▶ _所示正文_
----------

Hive UDF，就这

摘要：Hive UDF是什么？有什么用？怎么用？什么原理？本文从UDF使用入手，简要介绍相关源码，UDF从零开始。

本文分享自华为云社区《Hive UDF，就这》，作者：汤忒撒。

Hive中内置了很多函数，同时支持用户自行扩展，按规则添加后即可在sql执行过程中使用，目前支持UDF、UDTF、UDAF三种类型，一般UDF应用场景较多，本文主要介绍UDF使用，简要介绍相关源码。

UDF，（User Defined Function）用户自定义函数

UDTF，（User-defined Table Generating Function）自定义表生成函数，一行数据生成多行

UDAF,（User-defined Aggregation Function）用户自定义聚合函数，多行数据生成一行

1. UDF简介

UDF包含两种类型：1、临时函数仅当前会话中有效，退出后重新连接即无法使用；2、永久函数注册UDF信息到MetaStore元数据中，可永久使用。

实现UDF需要继承特定类UDF或GenericUDF二选一。

apache.hadoop.hive.ql.exec.UDF，处理并返回基本数据类型，int、string、boolean、double等；
apache.hadoop.hive.ql.udf.generic.GenericUDF，可处理并返回复杂数据类型，如Map、List、Array等，同时支持嵌套；

2. UDF相关语法

UDF使用需要将编写的UDF类编译为jar包添加到Hive中，根据需要创建临时函数或永久函数。

----------

▶ _所给清单_
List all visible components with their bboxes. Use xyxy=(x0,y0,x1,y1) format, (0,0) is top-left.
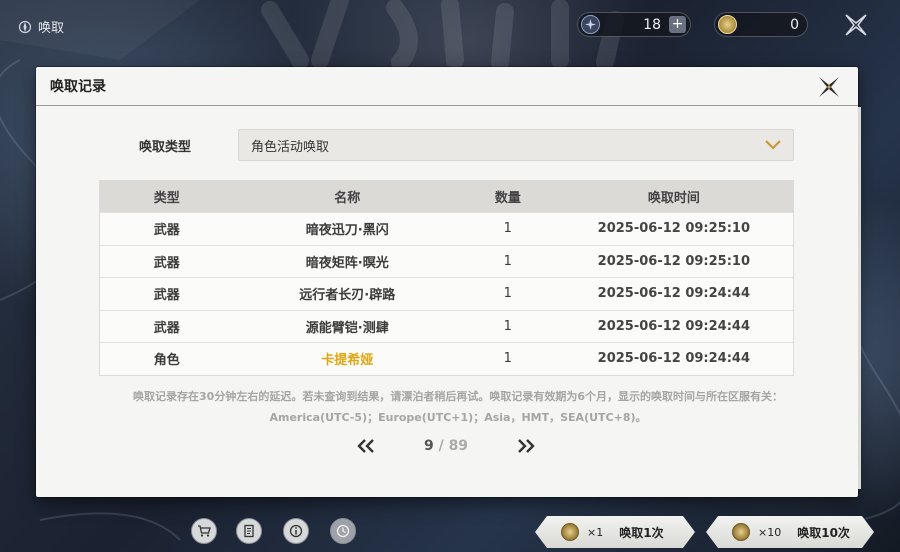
page-separator: / xyxy=(438,438,444,454)
row-qty: 1 xyxy=(503,253,512,269)
delay-notice-line-2: America(UTC-5)；Europe(UTC+1)；Asia，HMT，SE… xyxy=(269,411,647,424)
page-indicator: 9 / 89 xyxy=(424,438,468,454)
gacha-history-dialog: 唤取记录 唤取类型 角色活动唤取 类型 名称 数量 唤取时间 武器 暗夜迅刀·黑… xyxy=(36,67,861,497)
history-button[interactable] xyxy=(330,518,356,544)
coin-currency[interactable]: 0 xyxy=(714,12,808,37)
column-header-qty: 数量 xyxy=(494,191,521,206)
row-type: 武器 xyxy=(153,255,180,271)
page-total: 89 xyxy=(448,438,469,454)
star-currency-icon xyxy=(581,15,600,34)
close-icon[interactable] xyxy=(817,76,841,98)
pull-once-button[interactable]: ×1 唤取1次 xyxy=(535,516,695,548)
column-header-time: 唤取时间 xyxy=(647,191,700,206)
row-qty: 1 xyxy=(503,318,512,334)
table-row: 武器 暗夜矩阵·暝光 1 2025-06-12 09:25:10 xyxy=(100,244,793,277)
info-button[interactable] xyxy=(283,518,309,544)
row-time: 2025-06-12 09:24:44 xyxy=(597,286,751,302)
pull-coin-icon xyxy=(561,523,579,541)
column-header-name: 名称 xyxy=(334,191,361,206)
gacha-type-select[interactable]: 角色活动唤取 xyxy=(238,129,794,161)
top-close-icon[interactable] xyxy=(843,13,869,37)
filter-row: 唤取类型 角色活动唤取 xyxy=(139,129,794,161)
row-name: 源能臂铠·测肆 xyxy=(305,320,389,336)
info-icon xyxy=(289,524,303,538)
row-qty: 1 xyxy=(503,286,512,302)
pull-coin-icon xyxy=(732,523,750,541)
history-table: 类型 名称 数量 唤取时间 武器 暗夜迅刀·黑闪 1 2025-06-12 09… xyxy=(99,180,794,376)
row-name-five-star: 卡提希娅 xyxy=(321,353,374,369)
coin-currency-value: 0 xyxy=(790,16,799,33)
row-time: 2025-06-12 09:25:10 xyxy=(597,253,751,269)
pagination: 9 / 89 xyxy=(356,435,536,457)
row-qty: 1 xyxy=(503,351,512,367)
row-time: 2025-06-12 09:24:44 xyxy=(597,318,751,334)
row-type: 角色 xyxy=(153,353,180,369)
pull-ten-cost: ×10 xyxy=(758,525,782,539)
summon-icon xyxy=(18,20,32,33)
prev-page-icon[interactable] xyxy=(356,439,376,453)
row-time: 2025-06-12 09:25:10 xyxy=(597,221,751,237)
gacha-type-value: 角色活动唤取 xyxy=(251,139,330,155)
star-currency-value: 18 xyxy=(643,16,661,33)
table-row: 武器 暗夜迅刀·黑闪 1 2025-06-12 09:25:10 xyxy=(100,212,793,245)
table-row: 角色 卡提希娅 1 2025-06-12 09:24:44 xyxy=(100,342,793,375)
book-icon xyxy=(244,524,254,538)
delay-notice: 唤取记录存在30分钟左右的延迟。若未查询到结果，请漂泊者稍后再试。唤取记录有效期… xyxy=(88,386,828,428)
dialog-title: 唤取记录 xyxy=(50,79,106,95)
clock-icon xyxy=(336,524,350,538)
chevron-down-icon xyxy=(765,140,781,150)
row-type: 武器 xyxy=(153,320,180,336)
row-name: 暗夜矩阵·暝光 xyxy=(305,255,389,271)
row-name: 暗夜迅刀·黑闪 xyxy=(305,223,389,239)
page-title: 唤取 xyxy=(38,21,65,36)
row-type: 武器 xyxy=(153,288,180,304)
add-currency-button[interactable]: + xyxy=(669,16,686,33)
page-current: 9 xyxy=(423,438,434,454)
table-row: 武器 源能臂铠·测肆 1 2025-06-12 09:24:44 xyxy=(100,309,793,342)
pull-once-cost: ×1 xyxy=(587,525,604,539)
next-page-icon[interactable] xyxy=(516,439,536,453)
details-button[interactable] xyxy=(236,518,262,544)
delay-notice-line-1: 唤取记录存在30分钟左右的延迟。若未查询到结果，请漂泊者稍后再试。唤取记录有效期… xyxy=(133,390,783,403)
pull-ten-label: 唤取10次 xyxy=(797,525,850,540)
table-header: 类型 名称 数量 唤取时间 xyxy=(100,181,793,212)
table-row: 武器 远行者长刃·辟路 1 2025-06-12 09:24:44 xyxy=(100,277,793,310)
dialog-header: 唤取记录 xyxy=(36,67,858,106)
row-name: 远行者长刃·辟路 xyxy=(299,288,396,304)
shop-button[interactable] xyxy=(191,518,217,544)
pull-once-label: 唤取1次 xyxy=(619,525,664,540)
shop-cart-icon xyxy=(198,525,211,537)
row-type: 武器 xyxy=(153,223,180,239)
coin-currency-icon xyxy=(718,15,737,34)
pull-ten-button[interactable]: ×10 唤取10次 xyxy=(706,516,874,548)
star-currency[interactable]: 18 + xyxy=(577,12,691,37)
row-time: 2025-06-12 09:24:44 xyxy=(597,351,751,367)
page-header: 唤取 xyxy=(18,17,64,36)
row-qty: 1 xyxy=(503,221,512,237)
filter-label: 唤取类型 xyxy=(139,139,192,155)
column-header-type: 类型 xyxy=(153,191,180,206)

----------

▶ _你的任务_
#1 请摘录正文中从“UDAF,（User-defined Aggregation Function）用户自定义聚合函数，多行数据生成一行”起、到“实现UDF需要继承特定类UDF或GenericUDF二选一。”为止（含这一处）的原文。
#2 将正文中的这句话译成英文：“实现UDF需要继承特定类UDF或GenericUDF二选一。”
清单取自另一个来源。

▶ _参考答案_
#1
UDAF,（User-defined Aggregation Function）用户自定义聚合函数，多行数据生成一行

1. UDF简介

UDF包含两种类型：1、临时函数仅当前会话中有效，退出后重新连接即无法使用；2、永久函数注册UDF信息到MetaStore元数据中，可永久使用。

实现UDF需要继承特定类UDF或GenericUDF二选一。

#2 Implementing a UDF requires extending one of two specific classes, either UDF or GenericUDF.